### What you need to do
Quote each line of the material verbatim, without the pictures.
*** Input ***
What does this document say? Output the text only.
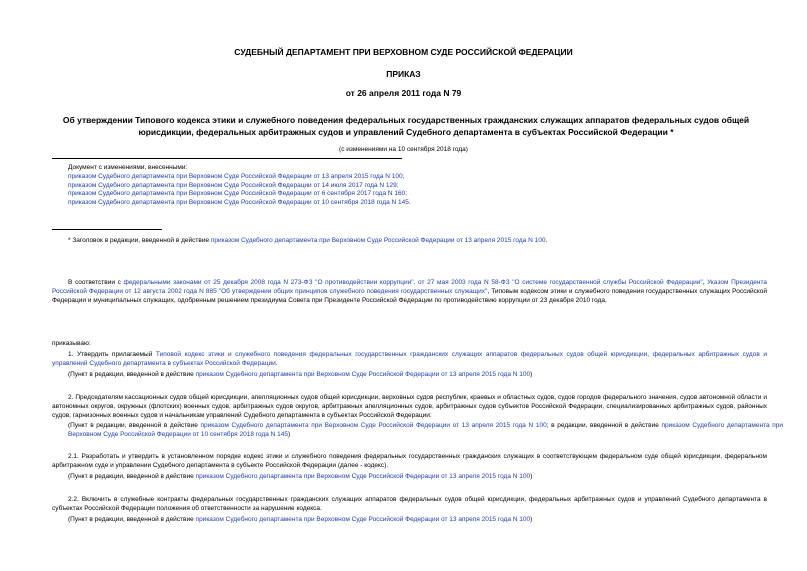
СУДЕБНЫЙ ДЕПАРТАМЕНТ ПРИ ВЕРХОВНОМ СУДЕ РОССИЙСКОЙ ФЕДЕРАЦИИ
ПРИКАЗ
от 26 апреля 2011 года N 79
Об утверждении Типового кодекса этики и служебного поведения федеральных государственных гражданских служащих аппаратов федеральных судов общей юрисдикции, федеральных арбитражных судов и управлений Судебного департамента в субъектах Российской Федерации *
(с изменениями на 10 сентября 2018 года)
Документ с изменениями, внесенными:
приказом Судебного департамента при Верховном Суде Российской Федерации от 13 апреля 2015 года N 100;
приказом Судебного департамента при Верховном Суде Российской Федерации от 14 июля 2017 года N 129;
приказом Судебного департамента при Верховном Суде Российской Федерации от 6 сентября 2017 года N 160;
приказом Судебного департамента при Верховном Суде Российской Федерации от 10 сентября 2018 года N 145.
* Заголовок в редакции, введенной в действие приказом Судебного департамента при Верховном Суде Российской Федерации от 13 апреля 2015 года N 100.
В соответствии с федеральными законами от 25 декабря 2008 года N 273-ФЗ "О противодействии коррупции", от 27 мая 2003 года N 58-ФЗ "О системе государственной службы Российской Федерации", Указом Президента Российской Федерации от 12 августа 2002 года N 885 "Об утверждении общих принципов служебного поведения государственных служащих", Типовым кодексом этики и служебного поведения государственных служащих Российской Федерации и муниципальных служащих, одобренным решением президиума Совета при Президенте Российской Федерации по противодействию коррупции от 23 декабря 2010 года,
приказываю:
1. Утвердить прилагаемый Типовой кодекс этики и служебного поведения федеральных государственных гражданских служащих аппаратов федеральных судов общей юрисдикции, федеральных арбитражных судов и управлений Судебного департамента в субъектах Российской Федерации.
(Пункт в редакции, введенной в действие приказом Судебного департамента при Верховном Суде Российской Федерации от 13 апреля 2015 года N 100)
2. Председателям кассационных судов общей юрисдикции, апелляционных судов общей юрисдикции, верховных судов республик, краевых и областных судов, судов городов федерального значения, судов автономной области и автономных округов, окружных (флотских) военных судов, арбитражных судов округов, арбитражных апелляционных судов, арбитражных судов субъектов Российской Федерации, специализированных арбитражных судов, районных судов, гарнизонных военных судов и начальникам управлений Судебного департамента в субъектах Российской Федерации:
(Пункт в редакции, введенной в действие приказом Судебного департамента при Верховном Суде Российской Федерации от 13 апреля 2015 года N 100; в редакции, введенной в действие приказом Судебного департамента при Верховном Суде Российской Федерации от 10 сентября 2018 года N 145)
2.1. Разработать и утвердить в установленном порядке кодекс этики и служебного поведения федеральных государственных гражданских служащих в соответствующем федеральном суде общей юрисдикции, федеральном арбитражном суде и управлении Судебного департамента в субъекте Российской Федерации (далее - кодекс).
(Пункт в редакции, введенной в действие приказом Судебного департамента при Верховном Суде Российской Федерации от 13 апреля 2015 года N 100)
2.2. Включить в служебные контракты федеральных государственных гражданских служащих аппаратов федеральных судов общей юрисдикции, федеральных арбитражных судов и управлений Судебного департамента в субъектах Российской Федерации положения об ответственности за нарушение кодекса.
(Пункт в редакции, введенной в действие приказом Судебного департамента при Верховном Суде Российской Федерации от 13 апреля 2015 года N 100)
***
### Final answer
What does this document say? Output the text only.
СУДЕБНЫЙ ДЕПАРТАМЕНТ ПРИ ВЕРХОВНОМ СУДЕ РОССИЙСКОЙ ФЕДЕРАЦИИ
ПРИКАЗ
от 26 апреля 2011 года N 79
Об утверждении Типового кодекса этики и служебного поведения федеральных государственных гражданских служащих аппаратов федеральных судов общей юрисдикции, федеральных арбитражных судов и управлений Судебного департамента в субъектах Российской Федерации *
(с изменениями на 10 сентября 2018 года)
Документ с изменениями, внесенными:
приказом Судебного департамента при Верховном Суде Российской Федерации от 13 апреля 2015 года N 100;
приказом Судебного департамента при Верховном Суде Российской Федерации от 14 июля 2017 года N 129;
приказом Судебного департамента при Верховном Суде Российской Федерации от 6 сентября 2017 года N 160;
приказом Судебного департамента при Верховном Суде Российской Федерации от 10 сентября 2018 года N 145.
* Заголовок в редакции, введенной в действие приказом Судебного департамента при Верховном Суде Российской Федерации от 13 апреля 2015 года N 100.
В соответствии с федеральными законами от 25 декабря 2008 года N 273-ФЗ "О противодействии коррупции", от 27 мая 2003 года N 58-ФЗ "О системе государственной службы Российской Федерации", Указом Президента Российской Федерации от 12 августа 2002 года N 885 "Об утверждении общих принципов служебного поведения государственных служащих", Типовым кодексом этики и служебного поведения государственных служащих Российской Федерации и муниципальных служащих, одобренным решением президиума Совета при Президенте Российской Федерации по противодействию коррупции от 23 декабря 2010 года,
приказываю:
1. Утвердить прилагаемый Типовой кодекс этики и служебного поведения федеральных государственных гражданских служащих аппаратов федеральных судов общей юрисдикции, федеральных арбитражных судов и управлений Судебного департамента в субъектах Российской Федерации.
(Пункт в редакции, введенной в действие приказом Судебного департамента при Верховном Суде Российской Федерации от 13 апреля 2015 года N 100)
2. Председателям кассационных судов общей юрисдикции, апелляционных судов общей юрисдикции, верховных судов республик, краевых и областных судов, судов городов федерального значения, судов автономной области и автономных округов, окружных (флотских) военных судов, арбитражных судов округов, арбитражных апелляционных судов, арбитражных судов субъектов Российской Федерации, специализированных арбитражных судов, районных судов, гарнизонных военных судов и начальникам управлений Судебного департамента в субъектах Российской Федерации:
(Пункт в редакции, введенной в действие приказом Судебного департамента при Верховном Суде Российской Федерации от 13 апреля 2015 года N 100; в редакции, введенной в действие приказом Судебного департамента при Верховном Суде Российской Федерации от 10 сентября 2018 года N 145)
2.1. Разработать и утвердить в установленном порядке кодекс этики и служебного поведения федеральных государственных гражданских служащих в соответствующем федеральном суде общей юрисдикции, федеральном арбитражном суде и управлении Судебного департамента в субъекте Российской Федерации (далее - кодекс).
(Пункт в редакции, введенной в действие приказом Судебного департамента при Верховном Суде Российской Федерации от 13 апреля 2015 года N 100)
2.2. Включить в служебные контракты федеральных государственных гражданских служащих аппаратов федеральных судов общей юрисдикции, федеральных арбитражных судов и управлений Судебного департамента в субъектах Российской Федерации положения об ответственности за нарушение кодекса.
(Пункт в редакции, введенной в действие приказом Судебного департамента при Верховном Суде Российской Федерации от 13 апреля 2015 года N 100)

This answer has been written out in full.